[RECORDS PROVIDED start]

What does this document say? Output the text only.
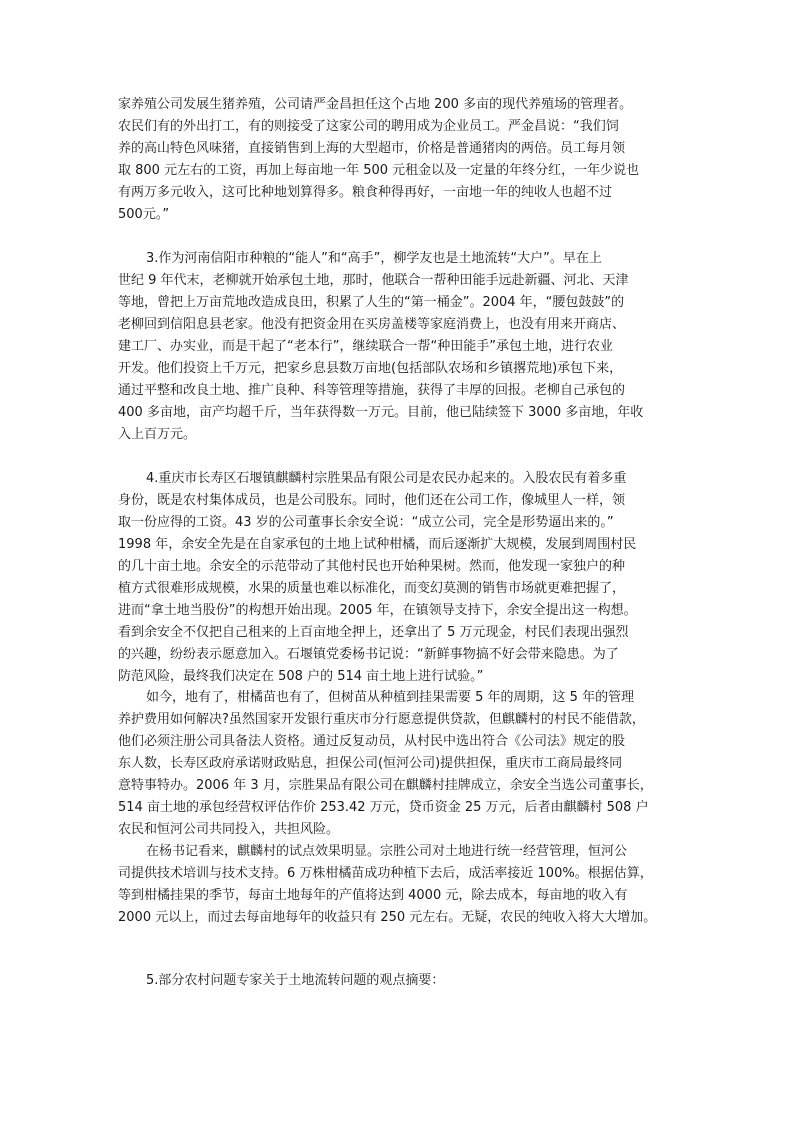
家养殖公司发展生猪养殖，公司请严金昌担任这个占地 200 多亩的现代养殖场的管理者。
农民们有的外出打工，有的则接受了这家公司的聘用成为企业员工。严金昌说：“我们饲
养的高山特色风味猪，直接销售到上海的大型超市，价格是普通猪肉的两倍。员工每月领
取 800 元左右的工资，再加上每亩地一年 500 元租金以及一定量的年终分红，一年少说也
有两万多元收入，这可比种地划算得多。粮食种得再好，一亩地一年的纯收人也超不过
500元。”
3.作为河南信阳市种粮的“能人”和“高手”，柳学友也是土地流转“大户”。早在上
世纪 9 年代末，老柳就开始承包土地，那时，他联合一帮种田能手远赴新疆、河北、天津
等地，曾把上万亩荒地改造成良田，积累了人生的“第一桶金”。2004 年，“腰包鼓鼓”的
老柳回到信阳息县老家。他没有把资金用在买房盖楼等家庭消费上，也没有用来开商店、
建工厂、办实业，而是干起了“老本行”，继续联合一帮“种田能手”承包土地，进行农业
开发。他们投资上千万元，把家乡息县数万亩地(包括部队农场和乡镇撂荒地)承包下来，
通过平整和改良土地、推广良种、科等管理等措施，获得了丰厚的回报。老柳自己承包的
400 多亩地，亩产均超千斤，当年获得数一万元。目前，他已陆续签下 3000 多亩地，年收
入上百万元。
4.重庆市长寿区石堰镇麒麟村宗胜果品有限公司是农民办起来的。入股农民有着多重
身份，既是农村集体成员，也是公司股东。同时，他们还在公司工作，像城里人一样，领
取一份应得的工资。43 岁的公司董事长余安全说：“成立公司，完全是形势逼出来的。”
1998 年，余安全先是在自家承包的土地上试种柑橘，而后逐渐扩大规模，发展到周围村民
的几十亩土地。余安全的示范带动了其他村民也开始种果树。然而，他发现一家独户的种
植方式很难形成规模，水果的质量也难以标准化，而变幻莫测的销售市场就更难把握了，
进而“拿土地当股份”的构想开始出现。2005 年，在镇领导支持下，余安全提出这一构想。
看到余安全不仅把自己租来的上百亩地全押上，还拿出了 5 万元现金，村民们表现出强烈
的兴趣，纷纷表示愿意加入。石堰镇党委杨书记说：“新鲜事物搞不好会带来隐患。为了
防范风险，最终我们决定在 508 户的 514 亩土地上进行试验。”
如今，地有了，柑橘苗也有了，但树苗从种植到挂果需要 5 年的周期，这 5 年的管理
养护费用如何解决?虽然国家开发银行重庆市分行愿意提供贷款，但麒麟村的村民不能借款，
他们必须注册公司具备法人资格。通过反复动员，从村民中选出符合《公司法》规定的股
东人数，长寿区政府承诺财政贴息，担保公司(恒河公司)提供担保，重庆市工商局最终同
意特事特办。2006 年 3 月，宗胜果品有限公司在麒麟村挂牌成立，余安全当选公司董事长，
514 亩土地的承包经营权评估作价 253.42 万元，贷币资金 25 万元，后者由麒麟村 508 户
农民和恒河公司共同投入，共担风险。
在杨书记看来，麒麟村的试点效果明显。宗胜公司对土地进行统一经营管理，恒河公
司提供技术培训与技术支持。6 万株柑橘苗成功种植下去后，成活率接近 100%。根据估算，
等到柑橘挂果的季节，每亩土地每年的产值将达到 4000 元，除去成本，每亩地的收入有
2000 元以上，而过去每亩地每年的收益只有 250 元左右。无疑，农民的纯收入将大大增加。
5.部分农村问题专家关于土地流转问题的观点摘要：
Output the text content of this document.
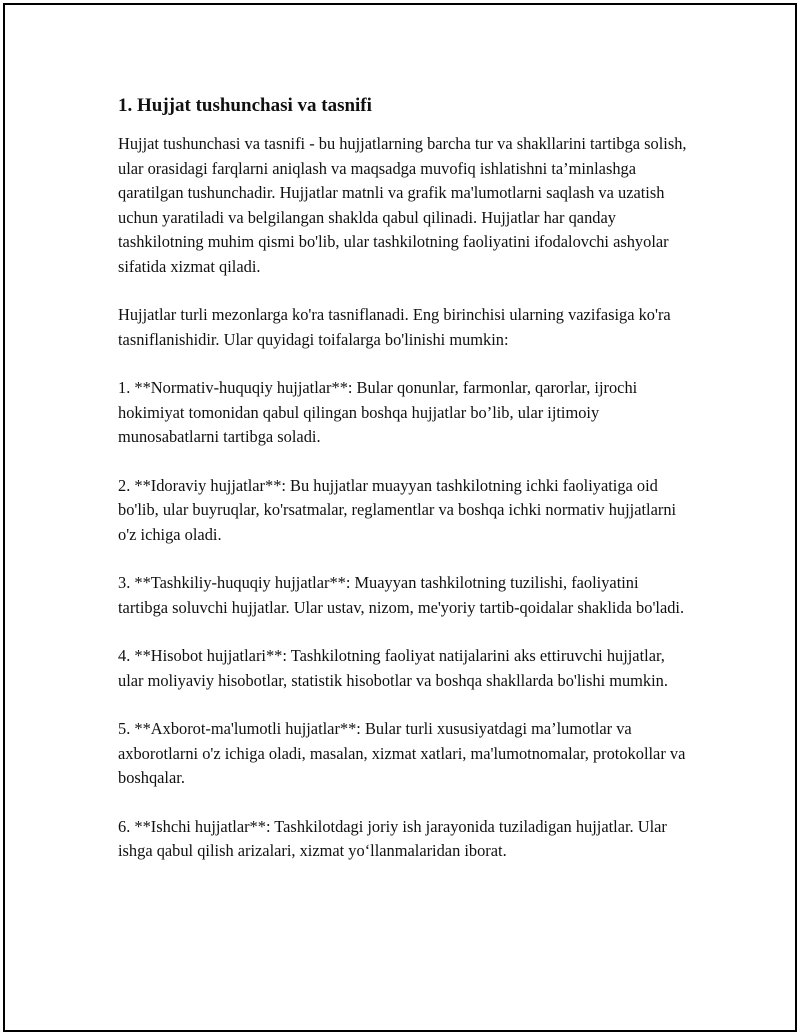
1. Hujjat tushunchasi va tasnifi

Hujjat tushunchasi va tasnifi - bu hujjatlarning barcha tur va shakllarini tartibga solish, ular orasidagi farqlarni aniqlash va maqsadga muvofiq ishlatishni ta’minlashga qaratilgan tushunchadir. Hujjatlar matnli va grafik ma'lumotlarni saqlash va uzatish uchun yaratiladi va belgilangan shaklda qabul qilinadi. Hujjatlar har qanday tashkilotning muhim qismi bo'lib, ular tashkilotning faoliyatini ifodalovchi ashyolar sifatida xizmat qiladi.

Hujjatlar turli mezonlarga ko'ra tasniflanadi. Eng birinchisi ularning vazifasiga ko'ra tasniflanishidir. Ular quyidagi toifalarga bo'linishi mumkin:

1. **Normativ-huquqiy hujjatlar**: Bular qonunlar, farmonlar, qarorlar, ijrochi hokimiyat tomonidan qabul qilingan boshqa hujjatlar bo’lib, ular ijtimoiy munosabatlarni tartibga soladi.

2. **Idoraviy hujjatlar**: Bu hujjatlar muayyan tashkilotning ichki faoliyatiga oid bo'lib, ular buyruqlar, ko'rsatmalar, reglamentlar va boshqa ichki normativ hujjatlarni o'z ichiga oladi.

3. **Tashkiliy-huquqiy hujjatlar**: Muayyan tashkilotning tuzilishi, faoliyatini tartibga soluvchi hujjatlar. Ular ustav, nizom, me'yoriy tartib-qoidalar shaklida bo'ladi.

4. **Hisobot hujjatlari**: Tashkilotning faoliyat natijalarini aks ettiruvchi hujjatlar, ular moliyaviy hisobotlar, statistik hisobotlar va boshqa shakllarda bo'lishi mumkin.

5. **Axborot-ma'lumotli hujjatlar**: Bular turli xususiyatdagi ma’lumotlar va axborotlarni o'z ichiga oladi, masalan, xizmat xatlari, ma'lumotnomalar, protokollar va boshqalar.

6. **Ishchi hujjatlar**: Tashkilotdagi joriy ish jarayonida tuziladigan hujjatlar. Ular ishga qabul qilish arizalari, xizmat yo‘llanmalaridan iborat.
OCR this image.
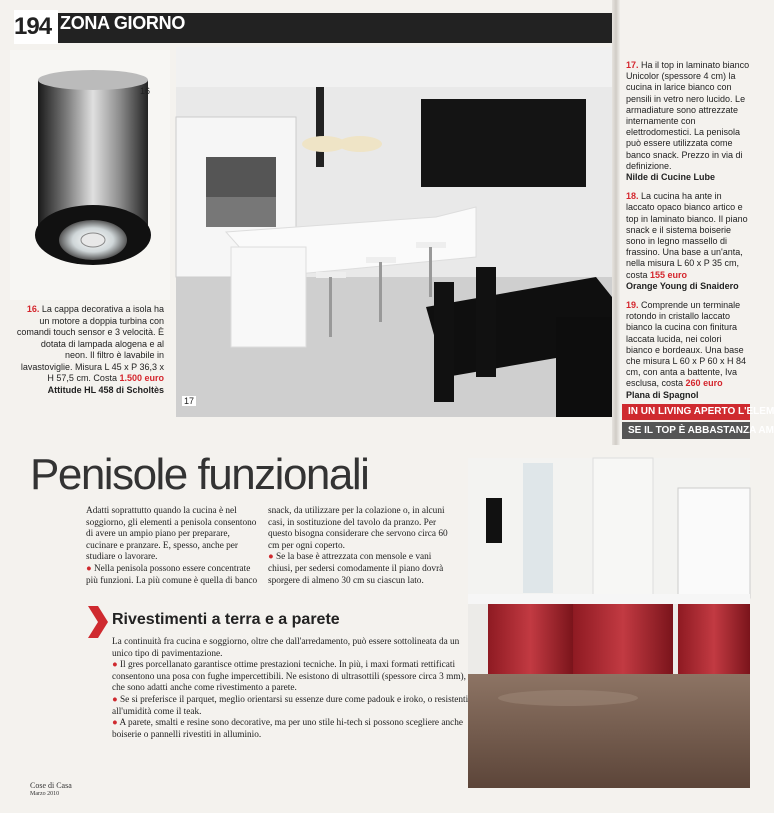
194 ZONA GIORNO
16
17
16. La cappa decorativa a isola ha un motore a doppia turbina con comandi touch sensor e 3 velocità. È dotata di lampada alogena e al neon. Il filtro è lavabile in lavastoviglie. Misura L 45 x P 36,3 x H 57,5 cm. Costa 1.500 euro
Attitude HL 458 di Scholtès

17. Ha il top in laminato bianco Unicolor (spessore 4 cm) la cucina in larice bianco con pensili in vetro nero lucido. Le armadiature sono attrezzate internamente con elettrodomestici. La penisola può essere utilizzata come banco snack. Prezzo in via di definizione.
Nilde di Cucine Lube

18. La cucina ha ante in laccato opaco bianco artico e top in laminato bianco. Il piano snack e il sistema boiserie sono in legno massello di frassino. Una base a un'anta, nella misura L 60 x P 35 cm, costa 155 euro
Orange Young di Snaidero

19. Comprende un terminale rotondo in cristallo laccato bianco la cucina con finitura laccata lucida, nei colori bianco e bordeaux. Una base che misura L 60 x P 60 x H 84 cm, con anta a battente, Iva esclusa, costa 260 euro
Plana di Spagnol

IN UN LIVING APERTO L'ELEM
SE IL TOP È ABBASTANZA AM
Penisole funzionali

Adatti soprattutto quando la cucina è nel soggiorno, gli elementi a penisola consentono di avere un ampio piano per preparare, cucinare e pranzare. E, spesso, anche per studiare o lavorare.

● Nella penisola possono essere concentrate più funzioni. La più comune è quella di banco

snack, da utilizzare per la colazione o, in alcuni casi, in sostituzione del tavolo da pranzo. Per questo bisogna considerare che servono circa 60 cm per ogni coperto.

● Se la base è attrezzata con mensole e vani chiusi, per sedersi comodamente il piano dovrà sporgere di almeno 30 cm su ciascun lato.

Rivestimenti a terra e a parete

La continuità fra cucina e soggiorno, oltre che dall'arredamento, può essere sottolineata da un unico tipo di pavimentazione.

● Il gres porcellanato garantisce ottime prestazioni tecniche. In più, i maxi formati rettificati consentono una posa con fughe impercettibili. Ne esistono di ultrasottili (spessore circa 3 mm), che sono adatti anche come rivestimento a parete.

● Se si preferisce il parquet, meglio orientarsi su essenze dure come padouk e iroko, o resistenti all'umidità come il teak.

● A parete, smalti e resine sono decorative, ma per uno stile hi-tech si possono scegliere anche boiserie o pannelli rivestiti in alluminio.

Cose di Casa
Marzo 2010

[RECORDS PROVIDED end]

WHAT THIS TASK INVOLVES: Which lines hold the string "huquqiy"? List them all.

RESPONSE:
1. **Normativ-huquqiy hujjatlar**: Bular qonunlar, farmonlar, qarorlar, ijrochi hokimiyat tomonidan qabul qilingan boshqa hujjatlar bo’lib, ular ijtimoiy munosabatlarni tartibga soladi.
3. **Tashkiliy-huquqiy hujjatlar**: Muayyan tashkilotning tuzilishi, faoliyatini tartibga soluvchi hujjatlar. Ular ustav, nizom, me'yoriy tartib-qoidalar shaklida bo'ladi.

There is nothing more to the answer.